**The exercise**
Images should be left out, and everything else in the listing reproduced exactly.

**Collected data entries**
----------

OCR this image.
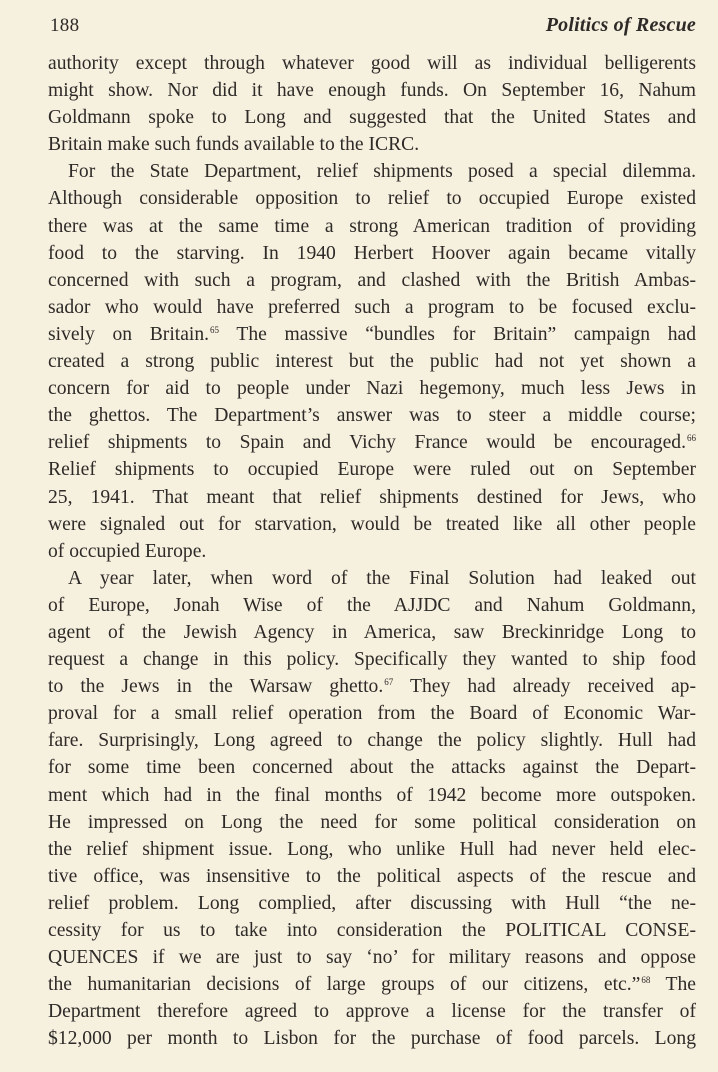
188	Politics of Rescue
authority except through whatever good will as individual belligerents
might show. Nor did it have enough funds. On September 16, Nahum
Goldmann spoke to Long and suggested that the United States and
Britain make such funds available to the ICRC.
For the State Department, relief shipments posed a special dilemma.
Although considerable opposition to relief to occupied Europe existed
there was at the same time a strong American tradition of providing
food to the starving. In 1940 Herbert Hoover again became vitally
concerned with such a program, and clashed with the British Ambas-
sador who would have preferred such a program to be focused exclu-
sively on Britain.$^{65}$ The massive “bundles for Britain” campaign had
created a strong public interest but the public had not yet shown a
concern for aid to people under Nazi hegemony, much less Jews in
the ghettos. The Department’s answer was to steer a middle course;
relief shipments to Spain and Vichy France would be encouraged.$^{66}$
Relief shipments to occupied Europe were ruled out on September
25, 1941. That meant that relief shipments destined for Jews, who
were signaled out for starvation, would be treated like all other people
of occupied Europe.
A year later, when word of the Final Solution had leaked out
of Europe, Jonah Wise of the AJJDC and Nahum Goldmann,
agent of the Jewish Agency in America, saw Breckinridge Long to
request a change in this policy. Specifically they wanted to ship food
to the Jews in the Warsaw ghetto.$^{67}$ They had already received ap-
proval for a small relief operation from the Board of Economic War-
fare. Surprisingly, Long agreed to change the policy slightly. Hull had
for some time been concerned about the attacks against the Depart-
ment which had in the final months of 1942 become more outspoken.
He impressed on Long the need for some political consideration on
the relief shipment issue. Long, who unlike Hull had never held elec-
tive office, was insensitive to the political aspects of the rescue and
relief problem. Long complied, after discussing with Hull “the ne-
cessity for us to take into consideration the POLITICAL CONSE-
QUENCES if we are just to say ‘no’ for military reasons and oppose
the humanitarian decisions of large groups of our citizens, etc.”$^{68}$ The
Department therefore agreed to approve a license for the transfer of
$12,000 per month to Lisbon for the purchase of food parcels. Long
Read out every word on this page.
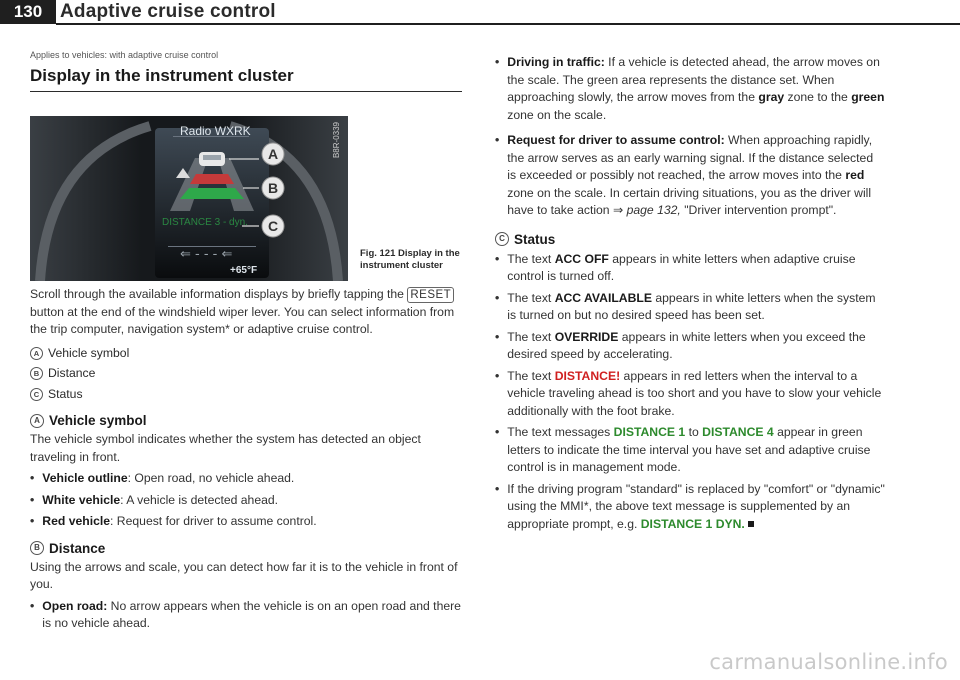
130 Adaptive cruise control
Applies to vehicles: with adaptive cruise control
Display in the instrument cluster
⇐ - - - ⇐
Radio WXRK
DISTANCE 3 - dyn.
+65°F
A
B
C
B8R-0339
Fig. 121 Display in the instrument cluster

Scroll through the available information displays by briefly tapping the RESET button at the end of the windshield wiper lever. You can select information from the trip computer, navigation system* or adaptive cruise control.

A Vehicle symbol
B Distance
C Status
A Vehicle symbol

The vehicle symbol indicates whether the system has detected an object traveling in front.

• Vehicle outline: Open road, no vehicle ahead.
• White vehicle: A vehicle is detected ahead.
• Red vehicle: Request for driver to assume control.
B Distance

Using the arrows and scale, you can detect how far it is to the vehicle in front of you.

• Open road: No arrow appears when the vehicle is on an open road and there is no vehicle ahead.
• Driving in traffic: If a vehicle is detected ahead, the arrow moves on the scale. The green area represents the distance set. When approaching slowly, the arrow moves from the gray zone to the green zone on the scale.
• Request for driver to assume control: When approaching rapidly, the arrow serves as an early warning signal. If the distance selected is exceeded or possibly not reached, the arrow moves into the red zone on the scale. In certain driving situations, you as the driver will have to take action ⇒ page 132, "Driver intervention prompt".
C Status
• The text ACC OFF appears in white letters when adaptive cruise control is turned off.
• The text ACC AVAILABLE appears in white letters when the system is turned on but no desired speed has been set.
• The text OVERRIDE appears in white letters when you exceed the desired speed by accelerating.
• The text DISTANCE! appears in red letters when the interval to a vehicle traveling ahead is too short and you have to slow your vehicle additionally with the foot brake.
• The text messages DISTANCE 1 to DISTANCE 4 appear in green letters to indicate the time interval you have set and adaptive cruise control is in management mode.
• If the driving program "standard" is replaced by "comfort" or "dynamic" using the MMI*, the above text message is supplemented by an appropriate prompt, e.g. DISTANCE 1 DYN.
carmanualsonline.info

----------

**Task result**
OCR this image.
188	Politics of Rescue
authority except through whatever good will as individual belligerents
might show. Nor did it have enough funds. On September 16, Nahum
Goldmann spoke to Long and suggested that the United States and
Britain make such funds available to the ICRC.
For the State Department, relief shipments posed a special dilemma.
Although considerable opposition to relief to occupied Europe existed
there was at the same time a strong American tradition of providing
food to the starving. In 1940 Herbert Hoover again became vitally
concerned with such a program, and clashed with the British Ambas-
sador who would have preferred such a program to be focused exclu-
sively on Britain.$^{65}$ The massive “bundles for Britain” campaign had
created a strong public interest but the public had not yet shown a
concern for aid to people under Nazi hegemony, much less Jews in
the ghettos. The Department’s answer was to steer a middle course;
relief shipments to Spain and Vichy France would be encouraged.$^{66}$
Relief shipments to occupied Europe were ruled out on September
25, 1941. That meant that relief shipments destined for Jews, who
were signaled out for starvation, would be treated like all other people
of occupied Europe.
A year later, when word of the Final Solution had leaked out
of Europe, Jonah Wise of the AJJDC and Nahum Goldmann,
agent of the Jewish Agency in America, saw Breckinridge Long to
request a change in this policy. Specifically they wanted to ship food
to the Jews in the Warsaw ghetto.$^{67}$ They had already received ap-
proval for a small relief operation from the Board of Economic War-
fare. Surprisingly, Long agreed to change the policy slightly. Hull had
for some time been concerned about the attacks against the Depart-
ment which had in the final months of 1942 become more outspoken.
He impressed on Long the need for some political consideration on
the relief shipment issue. Long, who unlike Hull had never held elec-
tive office, was insensitive to the political aspects of the rescue and
relief problem. Long complied, after discussing with Hull “the ne-
cessity for us to take into consideration the POLITICAL CONSE-
QUENCES if we are just to say ‘no’ for military reasons and oppose
the humanitarian decisions of large groups of our citizens, etc.”$^{68}$ The
Department therefore agreed to approve a license for the transfer of
$12,000 per month to Lisbon for the purchase of food parcels. Long
Read out every word on this page.
130 Adaptive cruise control
Applies to vehicles: with adaptive cruise control
Display in the instrument cluster
⇐ - - - ⇐
Radio WXRK
DISTANCE 3 - dyn.
+65°F
A
B
C
B8R-0339
Fig. 121 Display in the instrument cluster

Scroll through the available information displays by briefly tapping the RESET button at the end of the windshield wiper lever. You can select information from the trip computer, navigation system* or adaptive cruise control.

A Vehicle symbol
B Distance
C Status
A Vehicle symbol

The vehicle symbol indicates whether the system has detected an object traveling in front.

• Vehicle outline: Open road, no vehicle ahead.
• White vehicle: A vehicle is detected ahead.
• Red vehicle: Request for driver to assume control.
B Distance

Using the arrows and scale, you can detect how far it is to the vehicle in front of you.

• Open road: No arrow appears when the vehicle is on an open road and there is no vehicle ahead.
• Driving in traffic: If a vehicle is detected ahead, the arrow moves on the scale. The green area represents the distance set. When approaching slowly, the arrow moves from the gray zone to the green zone on the scale.
• Request for driver to assume control: When approaching rapidly, the arrow serves as an early warning signal. If the distance selected is exceeded or possibly not reached, the arrow moves into the red zone on the scale. In certain driving situations, you as the driver will have to take action ⇒ page 132, "Driver intervention prompt".
C Status
• The text ACC OFF appears in white letters when adaptive cruise control is turned off.
• The text ACC AVAILABLE appears in white letters when the system is turned on but no desired speed has been set.
• The text OVERRIDE appears in white letters when you exceed the desired speed by accelerating.
• The text DISTANCE! appears in red letters when the interval to a vehicle traveling ahead is too short and you have to slow your vehicle additionally with the foot brake.
• The text messages DISTANCE 1 to DISTANCE 4 appear in green letters to indicate the time interval you have set and adaptive cruise control is in management mode.
• If the driving program "standard" is replaced by "comfort" or "dynamic" using the MMI*, the above text message is supplemented by an appropriate prompt, e.g. DISTANCE 1 DYN.
carmanualsonline.info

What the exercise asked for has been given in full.